Set problem:
Your task is to retype each line of the data below exactly.

Provided information:
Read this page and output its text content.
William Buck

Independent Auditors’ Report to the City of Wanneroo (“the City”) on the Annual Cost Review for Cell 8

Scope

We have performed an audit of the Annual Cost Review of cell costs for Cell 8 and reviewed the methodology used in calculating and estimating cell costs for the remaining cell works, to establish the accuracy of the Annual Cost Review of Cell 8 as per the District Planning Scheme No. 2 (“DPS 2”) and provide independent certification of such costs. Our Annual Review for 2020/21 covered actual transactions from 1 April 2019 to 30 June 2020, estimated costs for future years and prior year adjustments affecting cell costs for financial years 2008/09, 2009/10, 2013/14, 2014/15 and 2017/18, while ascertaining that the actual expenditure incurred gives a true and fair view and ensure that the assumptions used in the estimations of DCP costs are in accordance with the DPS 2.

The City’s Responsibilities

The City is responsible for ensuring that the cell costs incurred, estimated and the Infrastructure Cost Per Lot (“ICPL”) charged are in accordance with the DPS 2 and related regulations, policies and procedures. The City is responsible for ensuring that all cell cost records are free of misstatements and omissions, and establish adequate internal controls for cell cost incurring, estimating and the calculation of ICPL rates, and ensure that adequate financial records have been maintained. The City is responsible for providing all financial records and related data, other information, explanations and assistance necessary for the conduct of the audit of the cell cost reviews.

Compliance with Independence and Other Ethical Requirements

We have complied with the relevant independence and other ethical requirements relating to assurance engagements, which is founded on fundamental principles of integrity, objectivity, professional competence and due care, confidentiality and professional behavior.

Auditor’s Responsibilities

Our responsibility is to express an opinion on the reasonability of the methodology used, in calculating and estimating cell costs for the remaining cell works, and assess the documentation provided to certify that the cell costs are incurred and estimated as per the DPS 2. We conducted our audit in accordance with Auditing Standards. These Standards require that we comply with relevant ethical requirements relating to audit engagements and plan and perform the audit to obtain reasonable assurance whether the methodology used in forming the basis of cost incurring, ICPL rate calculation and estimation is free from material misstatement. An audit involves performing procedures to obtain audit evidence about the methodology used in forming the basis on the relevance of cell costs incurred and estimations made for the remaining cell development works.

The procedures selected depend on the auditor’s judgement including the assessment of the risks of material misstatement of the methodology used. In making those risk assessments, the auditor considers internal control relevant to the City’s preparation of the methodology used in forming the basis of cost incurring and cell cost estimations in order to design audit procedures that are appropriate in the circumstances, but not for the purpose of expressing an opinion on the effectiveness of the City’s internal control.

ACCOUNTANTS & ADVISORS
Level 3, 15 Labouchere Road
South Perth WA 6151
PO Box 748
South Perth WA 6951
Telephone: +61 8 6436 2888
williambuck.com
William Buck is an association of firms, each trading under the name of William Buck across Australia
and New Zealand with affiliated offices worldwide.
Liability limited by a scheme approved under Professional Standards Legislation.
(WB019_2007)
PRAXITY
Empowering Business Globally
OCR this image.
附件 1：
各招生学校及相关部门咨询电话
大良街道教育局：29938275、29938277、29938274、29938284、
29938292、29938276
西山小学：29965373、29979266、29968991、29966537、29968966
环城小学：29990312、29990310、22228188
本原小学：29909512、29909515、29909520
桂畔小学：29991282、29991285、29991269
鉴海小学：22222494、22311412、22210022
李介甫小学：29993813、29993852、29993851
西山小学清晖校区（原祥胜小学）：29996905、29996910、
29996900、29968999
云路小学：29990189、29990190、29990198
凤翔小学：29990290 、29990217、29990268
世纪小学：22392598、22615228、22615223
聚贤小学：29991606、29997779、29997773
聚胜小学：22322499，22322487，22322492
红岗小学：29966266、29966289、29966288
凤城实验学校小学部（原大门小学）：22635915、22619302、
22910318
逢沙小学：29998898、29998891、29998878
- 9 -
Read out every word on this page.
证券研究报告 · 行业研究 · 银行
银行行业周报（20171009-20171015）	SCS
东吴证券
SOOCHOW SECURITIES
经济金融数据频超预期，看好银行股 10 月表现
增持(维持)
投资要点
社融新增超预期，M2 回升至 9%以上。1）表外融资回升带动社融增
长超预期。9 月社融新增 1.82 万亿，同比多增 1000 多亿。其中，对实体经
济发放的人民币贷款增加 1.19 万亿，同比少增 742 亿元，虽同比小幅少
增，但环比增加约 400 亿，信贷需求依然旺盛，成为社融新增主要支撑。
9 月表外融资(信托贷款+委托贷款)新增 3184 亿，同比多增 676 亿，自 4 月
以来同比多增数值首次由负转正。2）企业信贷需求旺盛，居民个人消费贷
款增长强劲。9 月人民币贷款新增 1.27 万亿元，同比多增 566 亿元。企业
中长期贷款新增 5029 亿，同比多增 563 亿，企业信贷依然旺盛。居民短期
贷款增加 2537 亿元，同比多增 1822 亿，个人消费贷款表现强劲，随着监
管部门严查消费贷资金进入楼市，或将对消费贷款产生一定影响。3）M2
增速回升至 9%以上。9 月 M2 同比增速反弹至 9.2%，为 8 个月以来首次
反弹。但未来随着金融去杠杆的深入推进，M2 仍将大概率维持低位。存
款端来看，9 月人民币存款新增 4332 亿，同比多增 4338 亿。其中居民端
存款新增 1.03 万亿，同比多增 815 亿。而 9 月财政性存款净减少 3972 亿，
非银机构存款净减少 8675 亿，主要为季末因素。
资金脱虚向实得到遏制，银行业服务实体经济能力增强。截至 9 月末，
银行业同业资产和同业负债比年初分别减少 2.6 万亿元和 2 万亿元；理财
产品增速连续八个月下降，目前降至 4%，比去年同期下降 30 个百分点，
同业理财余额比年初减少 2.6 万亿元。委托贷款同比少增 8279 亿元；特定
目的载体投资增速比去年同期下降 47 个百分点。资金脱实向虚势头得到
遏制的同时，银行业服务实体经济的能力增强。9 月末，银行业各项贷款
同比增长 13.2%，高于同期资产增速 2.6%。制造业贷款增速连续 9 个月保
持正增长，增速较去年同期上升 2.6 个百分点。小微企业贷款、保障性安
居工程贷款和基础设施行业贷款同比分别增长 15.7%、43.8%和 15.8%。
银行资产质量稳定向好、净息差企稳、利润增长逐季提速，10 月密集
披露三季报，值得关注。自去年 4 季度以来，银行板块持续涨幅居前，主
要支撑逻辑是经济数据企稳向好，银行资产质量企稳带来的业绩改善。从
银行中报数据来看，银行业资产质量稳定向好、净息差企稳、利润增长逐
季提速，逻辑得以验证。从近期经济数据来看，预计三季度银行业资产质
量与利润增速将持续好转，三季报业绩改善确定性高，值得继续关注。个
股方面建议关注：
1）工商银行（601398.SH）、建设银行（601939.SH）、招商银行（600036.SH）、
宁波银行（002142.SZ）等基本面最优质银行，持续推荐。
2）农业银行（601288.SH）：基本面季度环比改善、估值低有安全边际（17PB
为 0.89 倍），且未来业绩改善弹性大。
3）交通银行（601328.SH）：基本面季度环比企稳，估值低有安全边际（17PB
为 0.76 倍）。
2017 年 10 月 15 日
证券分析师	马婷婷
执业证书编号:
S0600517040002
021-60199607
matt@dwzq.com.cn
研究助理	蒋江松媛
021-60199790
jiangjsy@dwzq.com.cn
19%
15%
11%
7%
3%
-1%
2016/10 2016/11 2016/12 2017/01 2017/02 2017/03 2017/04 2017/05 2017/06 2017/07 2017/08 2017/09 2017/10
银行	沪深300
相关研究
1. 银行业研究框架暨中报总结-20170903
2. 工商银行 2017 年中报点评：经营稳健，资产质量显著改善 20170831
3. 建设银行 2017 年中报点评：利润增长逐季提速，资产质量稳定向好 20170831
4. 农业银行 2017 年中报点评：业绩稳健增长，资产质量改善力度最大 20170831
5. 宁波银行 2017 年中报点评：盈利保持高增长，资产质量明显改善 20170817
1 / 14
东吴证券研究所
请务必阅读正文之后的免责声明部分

Finished exercise:
Read this page and output its text content.
William Buck

Independent Auditors’ Report to the City of Wanneroo (“the City”) on the Annual Cost Review for Cell 8

Scope

We have performed an audit of the Annual Cost Review of cell costs for Cell 8 and reviewed the methodology used in calculating and estimating cell costs for the remaining cell works, to establish the accuracy of the Annual Cost Review of Cell 8 as per the District Planning Scheme No. 2 (“DPS 2”) and provide independent certification of such costs. Our Annual Review for 2020/21 covered actual transactions from 1 April 2019 to 30 June 2020, estimated costs for future years and prior year adjustments affecting cell costs for financial years 2008/09, 2009/10, 2013/14, 2014/15 and 2017/18, while ascertaining that the actual expenditure incurred gives a true and fair view and ensure that the assumptions used in the estimations of DCP costs are in accordance with the DPS 2.

The City’s Responsibilities

The City is responsible for ensuring that the cell costs incurred, estimated and the Infrastructure Cost Per Lot (“ICPL”) charged are in accordance with the DPS 2 and related regulations, policies and procedures. The City is responsible for ensuring that all cell cost records are free of misstatements and omissions, and establish adequate internal controls for cell cost incurring, estimating and the calculation of ICPL rates, and ensure that adequate financial records have been maintained. The City is responsible for providing all financial records and related data, other information, explanations and assistance necessary for the conduct of the audit of the cell cost reviews.

Compliance with Independence and Other Ethical Requirements

We have complied with the relevant independence and other ethical requirements relating to assurance engagements, which is founded on fundamental principles of integrity, objectivity, professional competence and due care, confidentiality and professional behavior.

Auditor’s Responsibilities

Our responsibility is to express an opinion on the reasonability of the methodology used, in calculating and estimating cell costs for the remaining cell works, and assess the documentation provided to certify that the cell costs are incurred and estimated as per the DPS 2. We conducted our audit in accordance with Auditing Standards. These Standards require that we comply with relevant ethical requirements relating to audit engagements and plan and perform the audit to obtain reasonable assurance whether the methodology used in forming the basis of cost incurring, ICPL rate calculation and estimation is free from material misstatement. An audit involves performing procedures to obtain audit evidence about the methodology used in forming the basis on the relevance of cell costs incurred and estimations made for the remaining cell development works.

The procedures selected depend on the auditor’s judgement including the assessment of the risks of material misstatement of the methodology used. In making those risk assessments, the auditor considers internal control relevant to the City’s preparation of the methodology used in forming the basis of cost incurring and cell cost estimations in order to design audit procedures that are appropriate in the circumstances, but not for the purpose of expressing an opinion on the effectiveness of the City’s internal control.

ACCOUNTANTS & ADVISORS
Level 3, 15 Labouchere Road
South Perth WA 6151
PO Box 748
South Perth WA 6951
Telephone: +61 8 6436 2888
williambuck.com
William Buck is an association of firms, each trading under the name of William Buck across Australia
and New Zealand with affiliated offices worldwide.
Liability limited by a scheme approved under Professional Standards Legislation.
(WB019_2007)
PRAXITY
Empowering Business Globally
OCR this image.
附件 1：
各招生学校及相关部门咨询电话
大良街道教育局：29938275、29938277、29938274、29938284、
29938292、29938276
西山小学：29965373、29979266、29968991、29966537、29968966
环城小学：29990312、29990310、22228188
本原小学：29909512、29909515、29909520
桂畔小学：29991282、29991285、29991269
鉴海小学：22222494、22311412、22210022
李介甫小学：29993813、29993852、29993851
西山小学清晖校区（原祥胜小学）：29996905、29996910、
29996900、29968999
云路小学：29990189、29990190、29990198
凤翔小学：29990290 、29990217、29990268
世纪小学：22392598、22615228、22615223
聚贤小学：29991606、29997779、29997773
聚胜小学：22322499，22322487，22322492
红岗小学：29966266、29966289、29966288
凤城实验学校小学部（原大门小学）：22635915、22619302、
22910318
逢沙小学：29998898、29998891、29998878
- 9 -
Read out every word on this page.
证券研究报告 · 行业研究 · 银行
银行行业周报（20171009-20171015）	SCS
东吴证券
SOOCHOW SECURITIES
经济金融数据频超预期，看好银行股 10 月表现
增持(维持)
投资要点
社融新增超预期，M2 回升至 9%以上。1）表外融资回升带动社融增
长超预期。9 月社融新增 1.82 万亿，同比多增 1000 多亿。其中，对实体经
济发放的人民币贷款增加 1.19 万亿，同比少增 742 亿元，虽同比小幅少
增，但环比增加约 400 亿，信贷需求依然旺盛，成为社融新增主要支撑。
9 月表外融资(信托贷款+委托贷款)新增 3184 亿，同比多增 676 亿，自 4 月
以来同比多增数值首次由负转正。2）企业信贷需求旺盛，居民个人消费贷
款增长强劲。9 月人民币贷款新增 1.27 万亿元，同比多增 566 亿元。企业
中长期贷款新增 5029 亿，同比多增 563 亿，企业信贷依然旺盛。居民短期
贷款增加 2537 亿元，同比多增 1822 亿，个人消费贷款表现强劲，随着监
管部门严查消费贷资金进入楼市，或将对消费贷款产生一定影响。3）M2
增速回升至 9%以上。9 月 M2 同比增速反弹至 9.2%，为 8 个月以来首次
反弹。但未来随着金融去杠杆的深入推进，M2 仍将大概率维持低位。存
款端来看，9 月人民币存款新增 4332 亿，同比多增 4338 亿。其中居民端
存款新增 1.03 万亿，同比多增 815 亿。而 9 月财政性存款净减少 3972 亿，
非银机构存款净减少 8675 亿，主要为季末因素。
资金脱虚向实得到遏制，银行业服务实体经济能力增强。截至 9 月末，
银行业同业资产和同业负债比年初分别减少 2.6 万亿元和 2 万亿元；理财
产品增速连续八个月下降，目前降至 4%，比去年同期下降 30 个百分点，
同业理财余额比年初减少 2.6 万亿元。委托贷款同比少增 8279 亿元；特定
目的载体投资增速比去年同期下降 47 个百分点。资金脱实向虚势头得到
遏制的同时，银行业服务实体经济的能力增强。9 月末，银行业各项贷款
同比增长 13.2%，高于同期资产增速 2.6%。制造业贷款增速连续 9 个月保
持正增长，增速较去年同期上升 2.6 个百分点。小微企业贷款、保障性安
居工程贷款和基础设施行业贷款同比分别增长 15.7%、43.8%和 15.8%。
银行资产质量稳定向好、净息差企稳、利润增长逐季提速，10 月密集
披露三季报，值得关注。自去年 4 季度以来，银行板块持续涨幅居前，主
要支撑逻辑是经济数据企稳向好，银行资产质量企稳带来的业绩改善。从
银行中报数据来看，银行业资产质量稳定向好、净息差企稳、利润增长逐
季提速，逻辑得以验证。从近期经济数据来看，预计三季度银行业资产质
量与利润增速将持续好转，三季报业绩改善确定性高，值得继续关注。个
股方面建议关注：
1）工商银行（601398.SH）、建设银行（601939.SH）、招商银行（600036.SH）、
宁波银行（002142.SZ）等基本面最优质银行，持续推荐。
2）农业银行（601288.SH）：基本面季度环比改善、估值低有安全边际（17PB
为 0.89 倍），且未来业绩改善弹性大。
3）交通银行（601328.SH）：基本面季度环比企稳，估值低有安全边际（17PB
为 0.76 倍）。
2017 年 10 月 15 日
证券分析师	马婷婷
执业证书编号:
S0600517040002
021-60199607
matt@dwzq.com.cn
研究助理	蒋江松媛
021-60199790
jiangjsy@dwzq.com.cn
19%
15%
11%
7%
3%
-1%
2016/10 2016/11 2016/12 2017/01 2017/02 2017/03 2017/04 2017/05 2017/06 2017/07 2017/08 2017/09 2017/10
银行	沪深300
相关研究
1. 银行业研究框架暨中报总结-20170903
2. 工商银行 2017 年中报点评：经营稳健，资产质量显著改善 20170831
3. 建设银行 2017 年中报点评：利润增长逐季提速，资产质量稳定向好 20170831
4. 农业银行 2017 年中报点评：业绩稳健增长，资产质量改善力度最大 20170831
5. 宁波银行 2017 年中报点评：盈利保持高增长，资产质量明显改善 20170817
1 / 14
东吴证券研究所
请务必阅读正文之后的免责声明部分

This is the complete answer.